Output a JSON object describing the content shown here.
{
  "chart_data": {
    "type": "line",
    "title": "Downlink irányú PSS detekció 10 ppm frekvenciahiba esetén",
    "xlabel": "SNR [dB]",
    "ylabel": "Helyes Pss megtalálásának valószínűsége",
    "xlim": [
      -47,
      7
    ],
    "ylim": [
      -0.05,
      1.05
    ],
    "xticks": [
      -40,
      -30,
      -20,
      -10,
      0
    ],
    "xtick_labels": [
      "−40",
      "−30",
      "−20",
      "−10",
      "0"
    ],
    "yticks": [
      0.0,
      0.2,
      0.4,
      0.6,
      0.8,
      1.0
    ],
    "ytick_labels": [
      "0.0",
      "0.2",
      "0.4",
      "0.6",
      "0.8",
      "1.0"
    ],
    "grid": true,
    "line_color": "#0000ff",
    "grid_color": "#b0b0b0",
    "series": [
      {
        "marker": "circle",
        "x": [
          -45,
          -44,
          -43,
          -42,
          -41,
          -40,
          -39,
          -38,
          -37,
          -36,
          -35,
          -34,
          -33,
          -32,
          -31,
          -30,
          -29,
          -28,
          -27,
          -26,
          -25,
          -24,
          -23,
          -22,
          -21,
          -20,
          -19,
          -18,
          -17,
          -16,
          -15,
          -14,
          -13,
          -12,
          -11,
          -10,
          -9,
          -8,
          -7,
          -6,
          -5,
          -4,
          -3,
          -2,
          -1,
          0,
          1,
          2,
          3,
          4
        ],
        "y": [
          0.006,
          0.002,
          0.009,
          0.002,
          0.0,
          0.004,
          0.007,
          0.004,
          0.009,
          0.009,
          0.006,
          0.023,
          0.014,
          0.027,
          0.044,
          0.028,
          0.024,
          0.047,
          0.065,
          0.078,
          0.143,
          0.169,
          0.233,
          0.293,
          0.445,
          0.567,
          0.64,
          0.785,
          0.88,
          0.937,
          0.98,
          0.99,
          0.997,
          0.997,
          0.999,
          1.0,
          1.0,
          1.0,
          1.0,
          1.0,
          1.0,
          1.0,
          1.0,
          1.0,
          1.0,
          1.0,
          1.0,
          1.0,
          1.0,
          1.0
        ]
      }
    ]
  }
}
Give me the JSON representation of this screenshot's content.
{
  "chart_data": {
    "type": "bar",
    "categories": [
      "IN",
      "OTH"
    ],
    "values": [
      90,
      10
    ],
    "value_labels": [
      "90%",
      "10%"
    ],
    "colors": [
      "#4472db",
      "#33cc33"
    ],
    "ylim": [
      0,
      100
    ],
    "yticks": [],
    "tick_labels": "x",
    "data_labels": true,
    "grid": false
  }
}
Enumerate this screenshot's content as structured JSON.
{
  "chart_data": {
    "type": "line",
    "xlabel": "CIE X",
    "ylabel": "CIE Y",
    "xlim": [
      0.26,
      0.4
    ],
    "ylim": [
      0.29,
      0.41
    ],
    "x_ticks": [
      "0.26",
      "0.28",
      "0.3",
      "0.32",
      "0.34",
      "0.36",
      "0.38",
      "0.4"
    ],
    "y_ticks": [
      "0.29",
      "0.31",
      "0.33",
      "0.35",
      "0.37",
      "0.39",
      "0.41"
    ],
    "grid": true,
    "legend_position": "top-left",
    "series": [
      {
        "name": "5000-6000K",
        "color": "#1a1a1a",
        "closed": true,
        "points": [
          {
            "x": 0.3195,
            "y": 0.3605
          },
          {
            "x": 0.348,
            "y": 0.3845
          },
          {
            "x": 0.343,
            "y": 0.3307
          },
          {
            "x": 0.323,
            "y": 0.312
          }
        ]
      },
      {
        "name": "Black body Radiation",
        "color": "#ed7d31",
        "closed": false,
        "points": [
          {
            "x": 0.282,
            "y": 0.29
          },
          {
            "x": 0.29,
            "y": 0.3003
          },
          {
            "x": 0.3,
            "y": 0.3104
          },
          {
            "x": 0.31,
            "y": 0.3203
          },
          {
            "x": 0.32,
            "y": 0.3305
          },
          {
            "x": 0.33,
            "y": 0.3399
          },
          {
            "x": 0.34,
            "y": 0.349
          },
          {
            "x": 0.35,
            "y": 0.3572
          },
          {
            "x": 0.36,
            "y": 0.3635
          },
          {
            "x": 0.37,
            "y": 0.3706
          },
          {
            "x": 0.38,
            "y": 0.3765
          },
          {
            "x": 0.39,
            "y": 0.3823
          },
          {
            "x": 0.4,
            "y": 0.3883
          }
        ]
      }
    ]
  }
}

━━━━━━━━

**EXERCISE PROMPT:** Copy out each record, keeping every word as it is.

**RIGHT ANSWER:**
Output a JSON object describing the content shown here.
{
  "chart_data": {
    "type": "line",
    "title": "Downlink irányú PSS detekció 10 ppm frekvenciahiba esetén",
    "xlabel": "SNR [dB]",
    "ylabel": "Helyes Pss megtalálásának valószínűsége",
    "xlim": [
      -47,
      7
    ],
    "ylim": [
      -0.05,
      1.05
    ],
    "xticks": [
      -40,
      -30,
      -20,
      -10,
      0
    ],
    "xtick_labels": [
      "−40",
      "−30",
      "−20",
      "−10",
      "0"
    ],
    "yticks": [
      0.0,
      0.2,
      0.4,
      0.6,
      0.8,
      1.0
    ],
    "ytick_labels": [
      "0.0",
      "0.2",
      "0.4",
      "0.6",
      "0.8",
      "1.0"
    ],
    "grid": true,
    "line_color": "#0000ff",
    "grid_color": "#b0b0b0",
    "series": [
      {
        "marker": "circle",
        "x": [
          -45,
          -44,
          -43,
          -42,
          -41,
          -40,
          -39,
          -38,
          -37,
          -36,
          -35,
          -34,
          -33,
          -32,
          -31,
          -30,
          -29,
          -28,
          -27,
          -26,
          -25,
          -24,
          -23,
          -22,
          -21,
          -20,
          -19,
          -18,
          -17,
          -16,
          -15,
          -14,
          -13,
          -12,
          -11,
          -10,
          -9,
          -8,
          -7,
          -6,
          -5,
          -4,
          -3,
          -2,
          -1,
          0,
          1,
          2,
          3,
          4
        ],
        "y": [
          0.006,
          0.002,
          0.009,
          0.002,
          0.0,
          0.004,
          0.007,
          0.004,
          0.009,
          0.009,
          0.006,
          0.023,
          0.014,
          0.027,
          0.044,
          0.028,
          0.024,
          0.047,
          0.065,
          0.078,
          0.143,
          0.169,
          0.233,
          0.293,
          0.445,
          0.567,
          0.64,
          0.785,
          0.88,
          0.937,
          0.98,
          0.99,
          0.997,
          0.997,
          0.999,
          1.0,
          1.0,
          1.0,
          1.0,
          1.0,
          1.0,
          1.0,
          1.0,
          1.0,
          1.0,
          1.0,
          1.0,
          1.0,
          1.0,
          1.0
        ]
      }
    ]
  }
}
Give me the JSON representation of this screenshot's content.
{
  "chart_data": {
    "type": "bar",
    "categories": [
      "IN",
      "OTH"
    ],
    "values": [
      90,
      10
    ],
    "value_labels": [
      "90%",
      "10%"
    ],
    "colors": [
      "#4472db",
      "#33cc33"
    ],
    "ylim": [
      0,
      100
    ],
    "yticks": [],
    "tick_labels": "x",
    "data_labels": true,
    "grid": false
  }
}
Enumerate this screenshot's content as structured JSON.
{
  "chart_data": {
    "type": "line",
    "xlabel": "CIE X",
    "ylabel": "CIE Y",
    "xlim": [
      0.26,
      0.4
    ],
    "ylim": [
      0.29,
      0.41
    ],
    "x_ticks": [
      "0.26",
      "0.28",
      "0.3",
      "0.32",
      "0.34",
      "0.36",
      "0.38",
      "0.4"
    ],
    "y_ticks": [
      "0.29",
      "0.31",
      "0.33",
      "0.35",
      "0.37",
      "0.39",
      "0.41"
    ],
    "grid": true,
    "legend_position": "top-left",
    "series": [
      {
        "name": "5000-6000K",
        "color": "#1a1a1a",
        "closed": true,
        "points": [
          {
            "x": 0.3195,
            "y": 0.3605
          },
          {
            "x": 0.348,
            "y": 0.3845
          },
          {
            "x": 0.343,
            "y": 0.3307
          },
          {
            "x": 0.323,
            "y": 0.312
          }
        ]
      },
      {
        "name": "Black body Radiation",
        "color": "#ed7d31",
        "closed": false,
        "points": [
          {
            "x": 0.282,
            "y": 0.29
          },
          {
            "x": 0.29,
            "y": 0.3003
          },
          {
            "x": 0.3,
            "y": 0.3104
          },
          {
            "x": 0.31,
            "y": 0.3203
          },
          {
            "x": 0.32,
            "y": 0.3305
          },
          {
            "x": 0.33,
            "y": 0.3399
          },
          {
            "x": 0.34,
            "y": 0.349
          },
          {
            "x": 0.35,
            "y": 0.3572
          },
          {
            "x": 0.36,
            "y": 0.3635
          },
          {
            "x": 0.37,
            "y": 0.3706
          },
          {
            "x": 0.38,
            "y": 0.3765
          },
          {
            "x": 0.39,
            "y": 0.3823
          },
          {
            "x": 0.4,
            "y": 0.3883
          }
        ]
      }
    ]
  }
}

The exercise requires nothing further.